**Problem to work on**
Find each line containing the string "JSON". Copy it.

Extracted records
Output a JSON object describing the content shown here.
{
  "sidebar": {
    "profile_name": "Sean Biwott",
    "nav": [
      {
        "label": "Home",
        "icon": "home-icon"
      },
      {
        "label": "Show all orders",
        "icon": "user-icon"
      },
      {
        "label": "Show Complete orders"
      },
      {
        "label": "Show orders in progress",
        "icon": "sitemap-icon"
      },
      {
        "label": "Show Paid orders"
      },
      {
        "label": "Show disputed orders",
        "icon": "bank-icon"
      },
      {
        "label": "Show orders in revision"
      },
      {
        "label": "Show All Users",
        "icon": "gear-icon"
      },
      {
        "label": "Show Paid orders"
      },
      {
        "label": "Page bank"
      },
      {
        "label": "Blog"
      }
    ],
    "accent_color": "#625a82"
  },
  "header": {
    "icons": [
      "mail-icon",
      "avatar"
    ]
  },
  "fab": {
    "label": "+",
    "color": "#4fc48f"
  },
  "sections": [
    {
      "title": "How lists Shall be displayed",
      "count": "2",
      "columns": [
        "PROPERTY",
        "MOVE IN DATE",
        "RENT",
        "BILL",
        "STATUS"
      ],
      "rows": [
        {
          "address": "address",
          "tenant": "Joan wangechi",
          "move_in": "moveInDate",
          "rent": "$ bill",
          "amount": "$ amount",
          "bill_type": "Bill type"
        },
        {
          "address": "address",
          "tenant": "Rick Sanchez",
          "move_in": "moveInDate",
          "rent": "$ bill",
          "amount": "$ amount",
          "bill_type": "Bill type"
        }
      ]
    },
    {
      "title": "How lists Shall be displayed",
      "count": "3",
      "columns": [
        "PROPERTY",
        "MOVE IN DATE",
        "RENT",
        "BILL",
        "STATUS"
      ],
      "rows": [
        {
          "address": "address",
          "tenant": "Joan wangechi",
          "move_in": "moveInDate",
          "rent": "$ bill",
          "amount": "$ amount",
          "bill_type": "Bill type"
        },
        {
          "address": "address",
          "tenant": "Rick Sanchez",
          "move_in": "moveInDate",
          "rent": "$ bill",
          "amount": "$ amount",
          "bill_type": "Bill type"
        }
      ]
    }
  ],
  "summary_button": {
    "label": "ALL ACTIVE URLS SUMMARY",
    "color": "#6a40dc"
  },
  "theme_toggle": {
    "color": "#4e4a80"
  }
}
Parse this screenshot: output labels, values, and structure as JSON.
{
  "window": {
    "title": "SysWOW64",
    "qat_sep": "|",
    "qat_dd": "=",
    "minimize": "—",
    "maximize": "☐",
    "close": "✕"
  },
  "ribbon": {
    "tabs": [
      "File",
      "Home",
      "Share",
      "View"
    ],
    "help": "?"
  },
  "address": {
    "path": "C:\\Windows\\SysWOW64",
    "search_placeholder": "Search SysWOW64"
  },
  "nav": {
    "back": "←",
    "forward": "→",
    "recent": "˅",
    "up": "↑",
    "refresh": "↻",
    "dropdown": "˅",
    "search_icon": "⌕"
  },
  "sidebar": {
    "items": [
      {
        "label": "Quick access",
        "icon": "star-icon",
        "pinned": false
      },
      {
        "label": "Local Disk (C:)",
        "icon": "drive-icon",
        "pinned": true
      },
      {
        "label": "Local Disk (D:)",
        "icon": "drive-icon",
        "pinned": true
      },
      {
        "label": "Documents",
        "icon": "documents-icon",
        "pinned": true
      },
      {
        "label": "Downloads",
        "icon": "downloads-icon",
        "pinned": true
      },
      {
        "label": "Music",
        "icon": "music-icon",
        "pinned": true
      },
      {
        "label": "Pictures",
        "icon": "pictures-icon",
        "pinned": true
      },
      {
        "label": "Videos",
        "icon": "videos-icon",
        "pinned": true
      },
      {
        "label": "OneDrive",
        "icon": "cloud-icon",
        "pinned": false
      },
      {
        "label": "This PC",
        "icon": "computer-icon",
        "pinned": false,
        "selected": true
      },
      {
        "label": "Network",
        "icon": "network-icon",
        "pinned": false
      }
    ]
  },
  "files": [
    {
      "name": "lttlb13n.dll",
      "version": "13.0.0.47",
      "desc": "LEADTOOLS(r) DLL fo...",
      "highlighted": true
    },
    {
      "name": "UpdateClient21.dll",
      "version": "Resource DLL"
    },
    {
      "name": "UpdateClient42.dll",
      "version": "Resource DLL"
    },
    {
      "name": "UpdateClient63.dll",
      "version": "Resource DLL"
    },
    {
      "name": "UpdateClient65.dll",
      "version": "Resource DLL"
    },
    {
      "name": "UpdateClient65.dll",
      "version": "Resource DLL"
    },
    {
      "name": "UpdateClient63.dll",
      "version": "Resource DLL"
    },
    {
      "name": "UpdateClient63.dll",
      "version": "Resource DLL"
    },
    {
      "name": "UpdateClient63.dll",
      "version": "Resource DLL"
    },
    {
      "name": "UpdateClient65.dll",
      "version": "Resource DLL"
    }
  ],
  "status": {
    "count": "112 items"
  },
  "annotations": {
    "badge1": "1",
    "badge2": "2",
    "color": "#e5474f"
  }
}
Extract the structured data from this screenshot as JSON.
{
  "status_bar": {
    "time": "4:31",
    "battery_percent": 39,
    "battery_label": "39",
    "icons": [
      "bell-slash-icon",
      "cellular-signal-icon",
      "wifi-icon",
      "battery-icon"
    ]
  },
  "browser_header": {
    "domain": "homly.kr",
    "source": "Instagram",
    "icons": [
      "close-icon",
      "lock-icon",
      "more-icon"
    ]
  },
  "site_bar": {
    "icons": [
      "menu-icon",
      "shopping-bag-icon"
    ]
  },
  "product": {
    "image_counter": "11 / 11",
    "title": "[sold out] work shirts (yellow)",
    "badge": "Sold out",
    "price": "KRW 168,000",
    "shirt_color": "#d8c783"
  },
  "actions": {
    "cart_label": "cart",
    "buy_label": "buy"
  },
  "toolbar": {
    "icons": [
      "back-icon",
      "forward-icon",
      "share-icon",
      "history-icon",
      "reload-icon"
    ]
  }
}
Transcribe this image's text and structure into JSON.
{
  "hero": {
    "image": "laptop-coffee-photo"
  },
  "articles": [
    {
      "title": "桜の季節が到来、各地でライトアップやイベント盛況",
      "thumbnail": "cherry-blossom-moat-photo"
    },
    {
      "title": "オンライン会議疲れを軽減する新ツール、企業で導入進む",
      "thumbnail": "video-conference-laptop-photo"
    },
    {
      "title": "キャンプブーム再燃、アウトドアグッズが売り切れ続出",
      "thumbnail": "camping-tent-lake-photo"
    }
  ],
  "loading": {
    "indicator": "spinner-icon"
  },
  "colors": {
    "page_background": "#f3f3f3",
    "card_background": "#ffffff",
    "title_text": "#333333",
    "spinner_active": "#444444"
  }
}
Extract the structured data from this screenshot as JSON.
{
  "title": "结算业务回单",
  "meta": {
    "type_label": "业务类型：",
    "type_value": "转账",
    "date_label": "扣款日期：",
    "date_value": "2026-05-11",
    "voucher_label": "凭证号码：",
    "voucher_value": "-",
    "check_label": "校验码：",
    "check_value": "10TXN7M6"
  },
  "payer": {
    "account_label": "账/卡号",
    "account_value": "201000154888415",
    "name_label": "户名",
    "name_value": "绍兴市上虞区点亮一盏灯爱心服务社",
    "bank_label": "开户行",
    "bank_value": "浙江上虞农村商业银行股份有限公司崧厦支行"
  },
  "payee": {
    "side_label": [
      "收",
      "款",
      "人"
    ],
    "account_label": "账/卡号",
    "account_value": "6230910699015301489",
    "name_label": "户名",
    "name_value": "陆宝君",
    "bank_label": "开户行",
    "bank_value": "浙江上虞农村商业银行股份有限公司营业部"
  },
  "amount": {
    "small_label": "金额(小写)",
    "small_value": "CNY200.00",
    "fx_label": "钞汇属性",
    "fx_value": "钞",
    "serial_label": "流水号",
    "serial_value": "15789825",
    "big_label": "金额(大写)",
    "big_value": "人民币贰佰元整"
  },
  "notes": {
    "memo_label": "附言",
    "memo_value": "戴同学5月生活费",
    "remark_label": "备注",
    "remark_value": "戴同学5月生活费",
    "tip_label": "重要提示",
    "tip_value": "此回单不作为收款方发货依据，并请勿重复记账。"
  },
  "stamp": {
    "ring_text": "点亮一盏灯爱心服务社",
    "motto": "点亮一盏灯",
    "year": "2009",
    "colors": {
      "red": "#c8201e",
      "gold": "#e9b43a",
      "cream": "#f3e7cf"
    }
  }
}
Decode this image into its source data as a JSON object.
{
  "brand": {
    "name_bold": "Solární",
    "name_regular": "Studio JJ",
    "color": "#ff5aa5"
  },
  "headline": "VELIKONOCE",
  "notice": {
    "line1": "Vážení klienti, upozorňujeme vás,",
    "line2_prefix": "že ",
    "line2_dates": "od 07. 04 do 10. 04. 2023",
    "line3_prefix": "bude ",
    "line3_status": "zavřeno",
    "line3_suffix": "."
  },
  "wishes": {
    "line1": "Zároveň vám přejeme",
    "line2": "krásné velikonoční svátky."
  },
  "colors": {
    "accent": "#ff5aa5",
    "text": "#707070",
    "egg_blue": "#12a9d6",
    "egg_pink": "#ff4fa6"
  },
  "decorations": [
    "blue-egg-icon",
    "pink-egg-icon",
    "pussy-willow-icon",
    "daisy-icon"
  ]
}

**Output**
Output a JSON object describing the content shown here.
Parse this screenshot: output labels, values, and structure as JSON.
Extract the structured data from this screenshot as JSON.
Transcribe this image's text and structure into JSON.
Extract the structured data from this screenshot as JSON.
Decode this image into its source data as a JSON object.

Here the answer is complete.